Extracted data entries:

+++

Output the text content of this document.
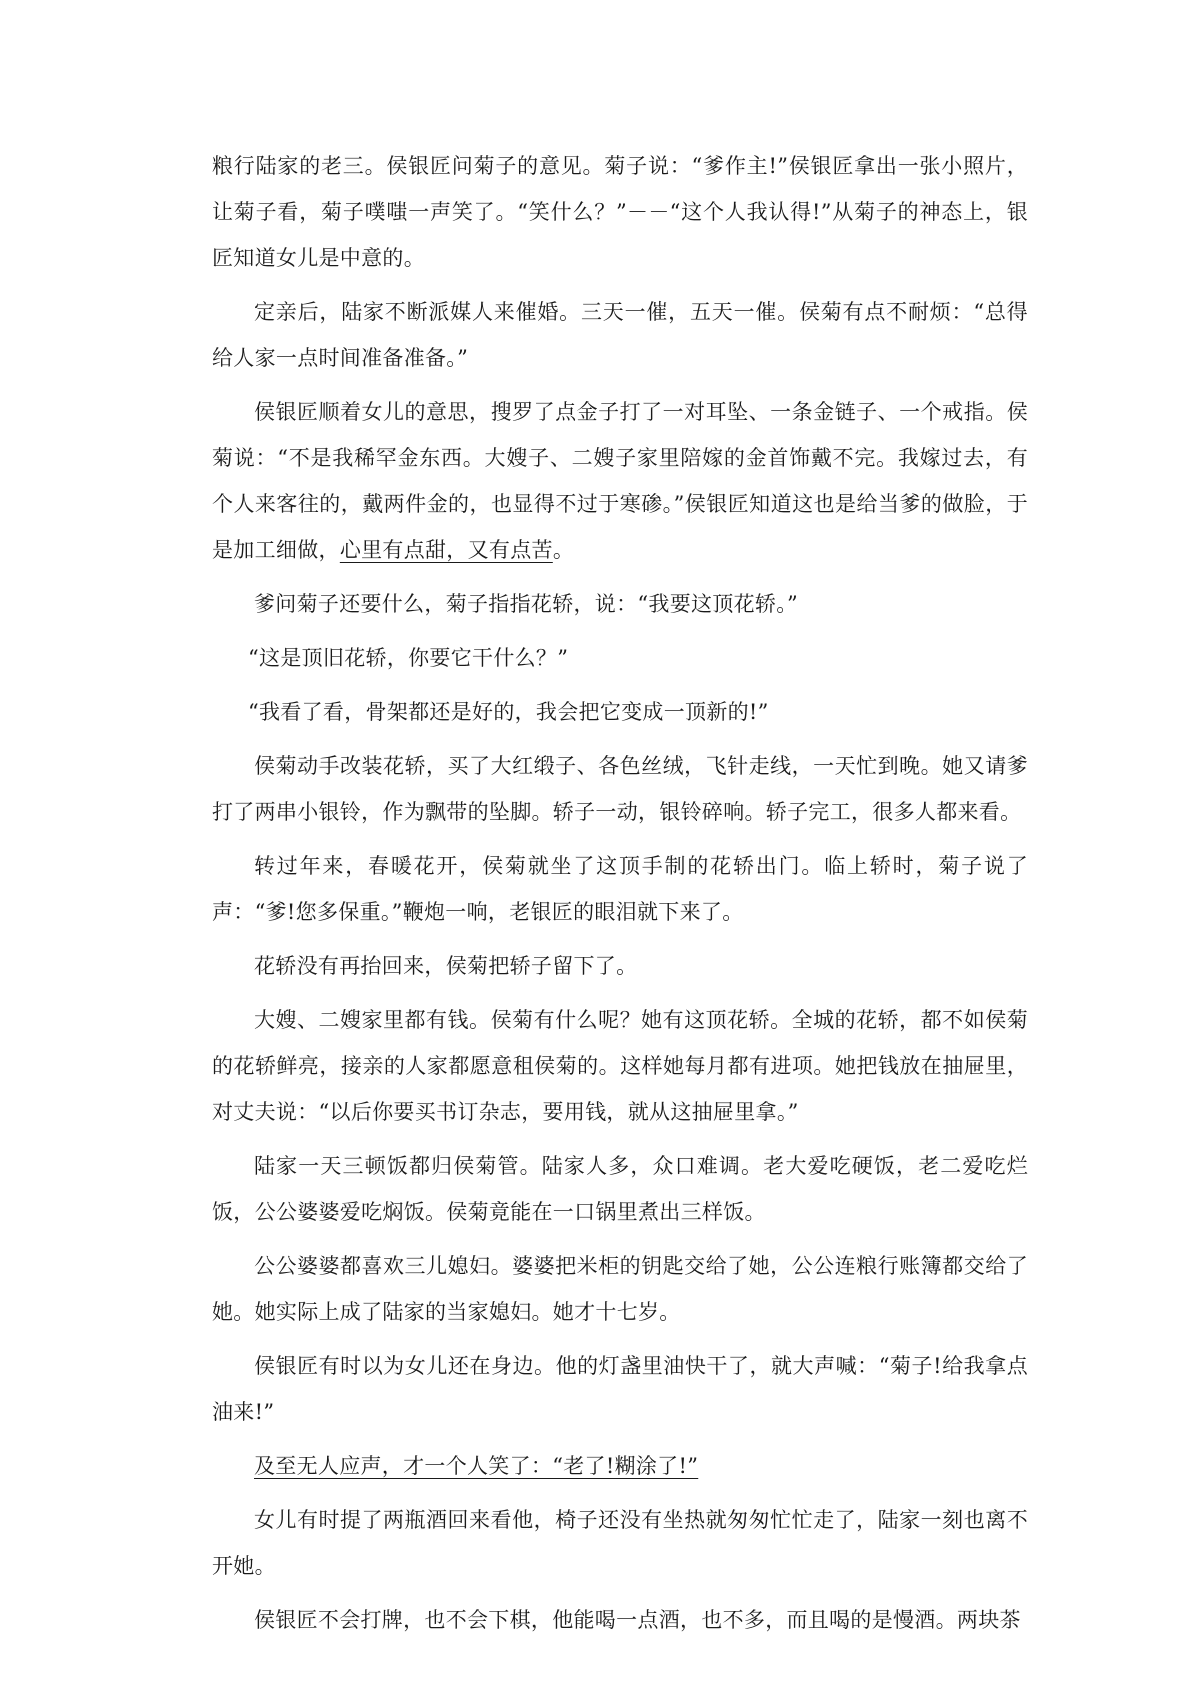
粮行陆家的老三。侯银匠问菊子的意见。菊子说：“爹作主!”侯银匠拿出一张小照片，让菊子看，菊子噗嗤一声笑了。“笑什么？”－－“这个人我认得!”从菊子的神态上，银匠知道女儿是中意的。

定亲后，陆家不断派媒人来催婚。三天一催，五天一催。侯菊有点不耐烦：“总得给人家一点时间准备准备。”

侯银匠顺着女儿的意思，搜罗了点金子打了一对耳坠、一条金链子、一个戒指。侯菊说：“不是我稀罕金东西。大嫂子、二嫂子家里陪嫁的金首饰戴不完。我嫁过去，有个人来客往的，戴两件金的，也显得不过于寒碜。”侯银匠知道这也是给当爹的做脸，于是加工细做，心里有点甜，又有点苦。

爹问菊子还要什么，菊子指指花轿，说：“我要这顶花轿。”

“这是顶旧花轿，你要它干什么？”

“我看了看，骨架都还是好的，我会把它变成一顶新的!”

侯菊动手改装花轿，买了大红缎子、各色丝绒，飞针走线，一天忙到晚。她又请爹打了两串小银铃，作为飘带的坠脚。轿子一动，银铃碎响。轿子完工，很多人都来看。

转过年来，春暖花开，侯菊就坐了这顶手制的花轿出门。临上轿时，菊子说了声：“爹!您多保重。”鞭炮一响，老银匠的眼泪就下来了。

花轿没有再抬回来，侯菊把轿子留下了。

大嫂、二嫂家里都有钱。侯菊有什么呢？她有这顶花轿。全城的花轿，都不如侯菊的花轿鲜亮，接亲的人家都愿意租侯菊的。这样她每月都有进项。她把钱放在抽屉里，对丈夫说：“以后你要买书订杂志，要用钱，就从这抽屉里拿。”

陆家一天三顿饭都归侯菊管。陆家人多，众口难调。老大爱吃硬饭，老二爱吃烂饭，公公婆婆爱吃焖饭。侯菊竟能在一口锅里煮出三样饭。

公公婆婆都喜欢三儿媳妇。婆婆把米柜的钥匙交给了她，公公连粮行账簿都交给了她。她实际上成了陆家的当家媳妇。她才十七岁。

侯银匠有时以为女儿还在身边。他的灯盏里油快干了，就大声喊：“菊子!给我拿点油来!”

及至无人应声，才一个人笑了：“老了!糊涂了!”

女儿有时提了两瓶酒回来看他，椅子还没有坐热就匆匆忙忙走了，陆家一刻也离不开她。

侯银匠不会打牌，也不会下棋，他能喝一点酒，也不多，而且喝的是慢酒。两块茶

+++

> **STATED GOAL**:
Leave out the pictures and repeat everything else in the records exactly.

> **WRITTEN SOLUTION**:
Output the text content of this document.
粮行陆家的老三。侯银匠问菊子的意见。菊子说：“爹作主!”侯银匠拿出一张小照片，让菊子看，菊子噗嗤一声笑了。“笑什么？”－－“这个人我认得!”从菊子的神态上，银匠知道女儿是中意的。

定亲后，陆家不断派媒人来催婚。三天一催，五天一催。侯菊有点不耐烦：“总得给人家一点时间准备准备。”

侯银匠顺着女儿的意思，搜罗了点金子打了一对耳坠、一条金链子、一个戒指。侯菊说：“不是我稀罕金东西。大嫂子、二嫂子家里陪嫁的金首饰戴不完。我嫁过去，有个人来客往的，戴两件金的，也显得不过于寒碜。”侯银匠知道这也是给当爹的做脸，于是加工细做，心里有点甜，又有点苦。

爹问菊子还要什么，菊子指指花轿，说：“我要这顶花轿。”

“这是顶旧花轿，你要它干什么？”

“我看了看，骨架都还是好的，我会把它变成一顶新的!”

侯菊动手改装花轿，买了大红缎子、各色丝绒，飞针走线，一天忙到晚。她又请爹打了两串小银铃，作为飘带的坠脚。轿子一动，银铃碎响。轿子完工，很多人都来看。

转过年来，春暖花开，侯菊就坐了这顶手制的花轿出门。临上轿时，菊子说了声：“爹!您多保重。”鞭炮一响，老银匠的眼泪就下来了。

花轿没有再抬回来，侯菊把轿子留下了。

大嫂、二嫂家里都有钱。侯菊有什么呢？她有这顶花轿。全城的花轿，都不如侯菊的花轿鲜亮，接亲的人家都愿意租侯菊的。这样她每月都有进项。她把钱放在抽屉里，对丈夫说：“以后你要买书订杂志，要用钱，就从这抽屉里拿。”

陆家一天三顿饭都归侯菊管。陆家人多，众口难调。老大爱吃硬饭，老二爱吃烂饭，公公婆婆爱吃焖饭。侯菊竟能在一口锅里煮出三样饭。

公公婆婆都喜欢三儿媳妇。婆婆把米柜的钥匙交给了她，公公连粮行账簿都交给了她。她实际上成了陆家的当家媳妇。她才十七岁。

侯银匠有时以为女儿还在身边。他的灯盏里油快干了，就大声喊：“菊子!给我拿点油来!”

及至无人应声，才一个人笑了：“老了!糊涂了!”

女儿有时提了两瓶酒回来看他，椅子还没有坐热就匆匆忙忙走了，陆家一刻也离不开她。

侯银匠不会打牌，也不会下棋，他能喝一点酒，也不多，而且喝的是慢酒。两块茶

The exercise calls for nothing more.